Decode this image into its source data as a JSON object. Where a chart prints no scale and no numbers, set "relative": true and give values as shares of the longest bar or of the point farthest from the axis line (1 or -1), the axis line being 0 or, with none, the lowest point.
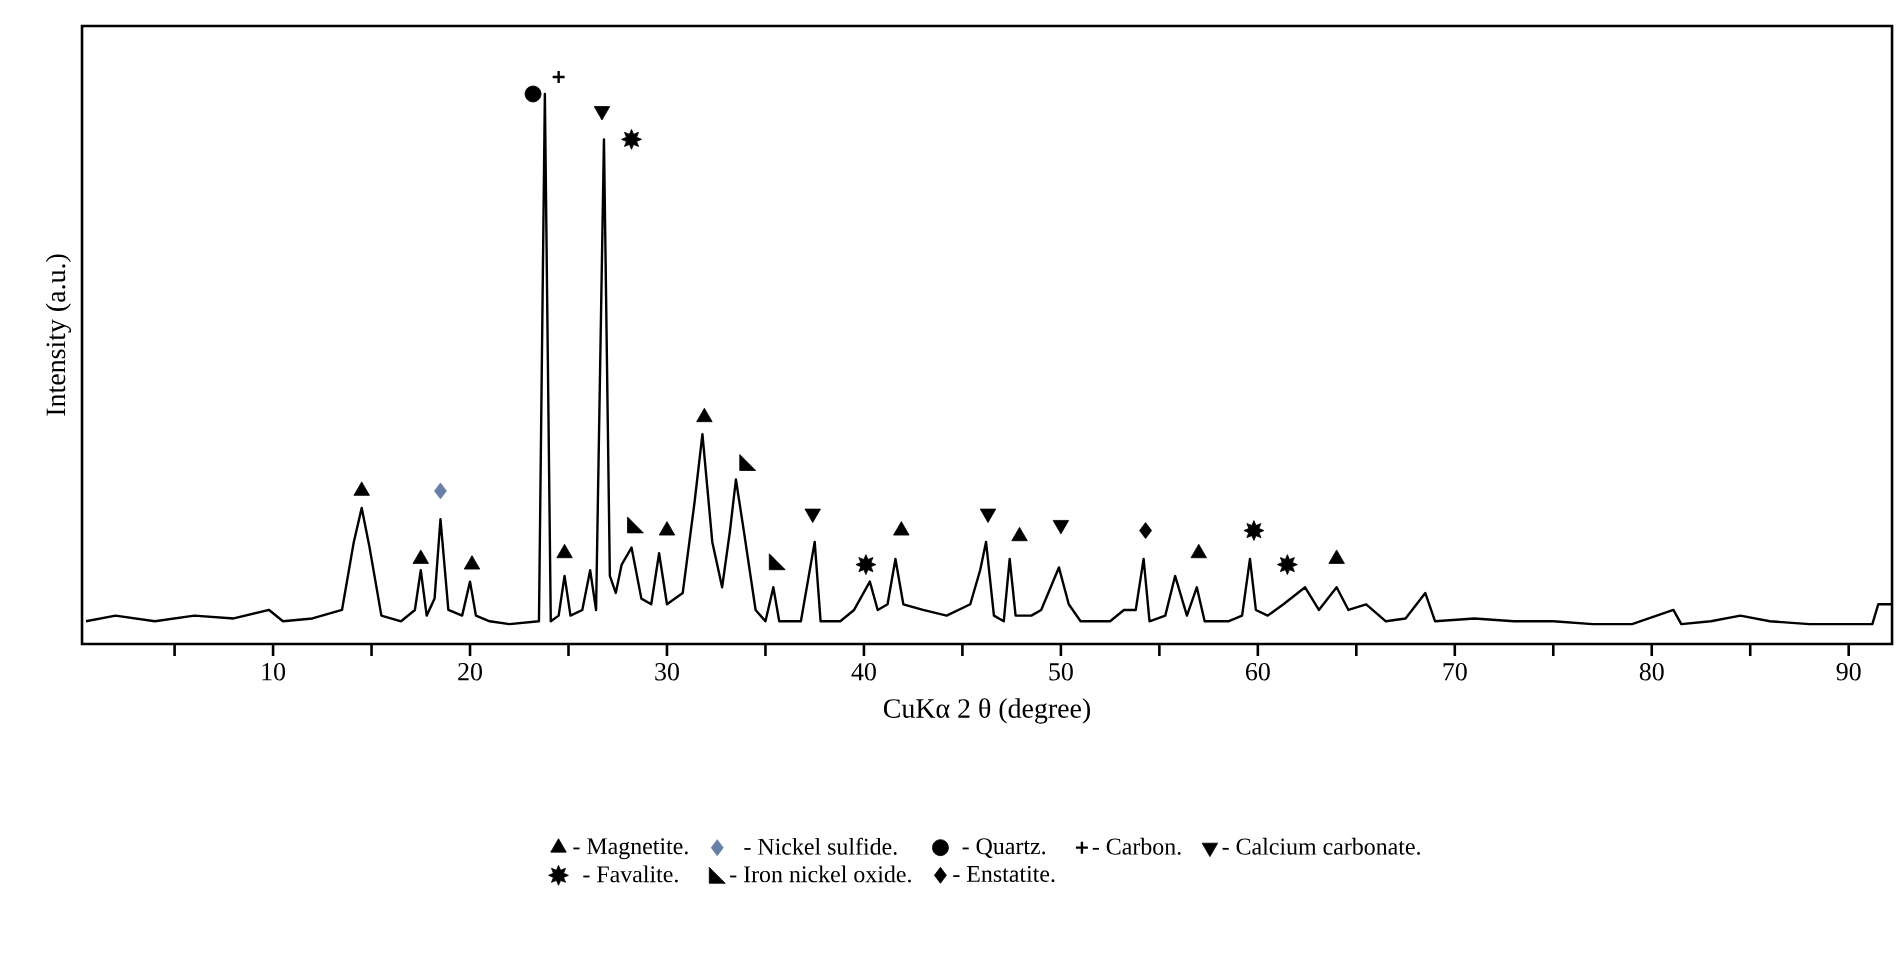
{
  "chart_data": {
    "type": "line",
    "relative": true,
    "xlabel": "CuKα 2 θ (degree)",
    "ylabel": "Intensity (a.u.)",
    "xlim": [
      0.3,
      92.2
    ],
    "xticks": [
      {
        "value": 5,
        "label": null
      },
      10,
      {
        "value": 15,
        "label": null
      },
      20,
      {
        "value": 25,
        "label": null
      },
      30,
      {
        "value": 35,
        "label": null
      },
      40,
      {
        "value": 45,
        "label": null
      },
      50,
      {
        "value": 55,
        "label": null
      },
      60,
      {
        "value": 65,
        "label": null
      },
      70,
      {
        "value": 75,
        "label": null
      },
      80,
      {
        "value": 85,
        "label": null
      },
      90
    ],
    "legend": "bottom",
    "grid": false,
    "series": [
      {
        "color": "#000000",
        "x": [
          0.5,
          2,
          4,
          6,
          8,
          9.8,
          10.5,
          12,
          13.5,
          14.1,
          14.5,
          14.9,
          15.5,
          16.5,
          17.2,
          17.5,
          17.8,
          18.2,
          18.5,
          18.9,
          19.6,
          20.0,
          20.3,
          21,
          22,
          23.5,
          23.8,
          24.1,
          24.5,
          24.8,
          25.1,
          25.7,
          26.1,
          26.4,
          26.8,
          27.1,
          27.4,
          27.7,
          28.2,
          28.7,
          29.2,
          29.6,
          30.0,
          30.8,
          31.4,
          31.8,
          32.3,
          32.8,
          33.2,
          33.5,
          33.9,
          34.5,
          35.0,
          35.4,
          35.7,
          36.8,
          37.5,
          37.8,
          38.8,
          39.5,
          40.3,
          40.7,
          41.2,
          41.6,
          42.0,
          43,
          44.2,
          45.4,
          45.9,
          46.2,
          46.6,
          47.1,
          47.4,
          47.7,
          48.5,
          49.0,
          49.9,
          50.4,
          51,
          52.5,
          53.2,
          53.8,
          54.2,
          54.5,
          55.3,
          55.8,
          56.4,
          56.9,
          57.3,
          58.5,
          59.2,
          59.6,
          59.9,
          60.5,
          61.3,
          62.4,
          63.1,
          64.0,
          64.6,
          65.5,
          66.5,
          67.5,
          68.5,
          69,
          71,
          73,
          75,
          77,
          79,
          81.1,
          81.5,
          83,
          84.5,
          86,
          88,
          90,
          91.2,
          91.5,
          92.2
        ],
        "values": [
          0.04,
          0.05,
          0.04,
          0.05,
          0.045,
          0.06,
          0.04,
          0.045,
          0.06,
          0.18,
          0.24,
          0.17,
          0.05,
          0.04,
          0.06,
          0.13,
          0.05,
          0.08,
          0.22,
          0.06,
          0.05,
          0.11,
          0.05,
          0.04,
          0.035,
          0.04,
          0.97,
          0.04,
          0.05,
          0.12,
          0.05,
          0.06,
          0.13,
          0.06,
          0.89,
          0.12,
          0.09,
          0.14,
          0.17,
          0.08,
          0.07,
          0.16,
          0.07,
          0.09,
          0.25,
          0.37,
          0.18,
          0.1,
          0.2,
          0.29,
          0.2,
          0.06,
          0.04,
          0.1,
          0.04,
          0.04,
          0.18,
          0.04,
          0.04,
          0.06,
          0.11,
          0.06,
          0.07,
          0.15,
          0.07,
          0.06,
          0.05,
          0.07,
          0.13,
          0.18,
          0.05,
          0.04,
          0.15,
          0.05,
          0.05,
          0.06,
          0.135,
          0.07,
          0.04,
          0.04,
          0.06,
          0.06,
          0.15,
          0.04,
          0.05,
          0.12,
          0.05,
          0.1,
          0.04,
          0.04,
          0.05,
          0.15,
          0.06,
          0.05,
          0.07,
          0.1,
          0.06,
          0.1,
          0.06,
          0.07,
          0.04,
          0.045,
          0.09,
          0.04,
          0.045,
          0.04,
          0.04,
          0.035,
          0.035,
          0.06,
          0.035,
          0.04,
          0.05,
          0.04,
          0.035,
          0.035,
          0.035,
          0.07,
          0.07
        ]
      },
      {
        "type": "scatter",
        "name": "- Magnetite.",
        "color": "#000000",
        "marker": "triangle",
        "x": [
          14.5,
          17.5,
          20.1,
          24.8,
          30.0,
          31.9,
          41.9,
          47.9,
          57.0,
          64.0
        ],
        "values": [
          0.27,
          0.15,
          0.14,
          0.16,
          0.2,
          0.4,
          0.2,
          0.19,
          0.16,
          0.15
        ]
      },
      {
        "type": "scatter",
        "name": "- Nickel sulfide.",
        "color": "#6a7fa8",
        "marker": "diamond",
        "x": [
          18.5
        ],
        "values": [
          0.27
        ]
      },
      {
        "type": "scatter",
        "name": "- Quartz.",
        "color": "#000000",
        "marker": "circle",
        "x": [
          23.2
        ],
        "values": [
          0.97
        ]
      },
      {
        "type": "scatter",
        "name": "- Carbon.",
        "color": "#000000",
        "marker": "cross",
        "x": [
          24.5
        ],
        "values": [
          1.0
        ]
      },
      {
        "type": "scatter",
        "name": "- Calcium carbonate.",
        "color": "#000000",
        "marker": "triangle-down",
        "x": [
          26.7,
          37.4,
          46.3,
          50.0
        ],
        "values": [
          0.94,
          0.23,
          0.23,
          0.21
        ]
      },
      {
        "type": "scatter",
        "name": "- Favalite.",
        "color": "#000000",
        "marker": "star",
        "x": [
          28.2,
          40.1,
          59.8,
          61.5
        ],
        "values": [
          0.89,
          0.14,
          0.2,
          0.14
        ]
      },
      {
        "type": "scatter",
        "name": "- Iron nickel oxide.",
        "color": "#000000",
        "marker": "triangle-right",
        "x": [
          28.4,
          34.1,
          35.6
        ],
        "values": [
          0.21,
          0.32,
          0.145
        ]
      },
      {
        "type": "scatter",
        "name": "- Enstatite.",
        "color": "#000000",
        "marker": "diamond",
        "x": [
          54.3
        ],
        "values": [
          0.2
        ]
      }
    ]
  }
}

-- -- --

Your instructions:
How many lines of the data hold the string "marker"? Reply with the number alone.

Exercise output:
8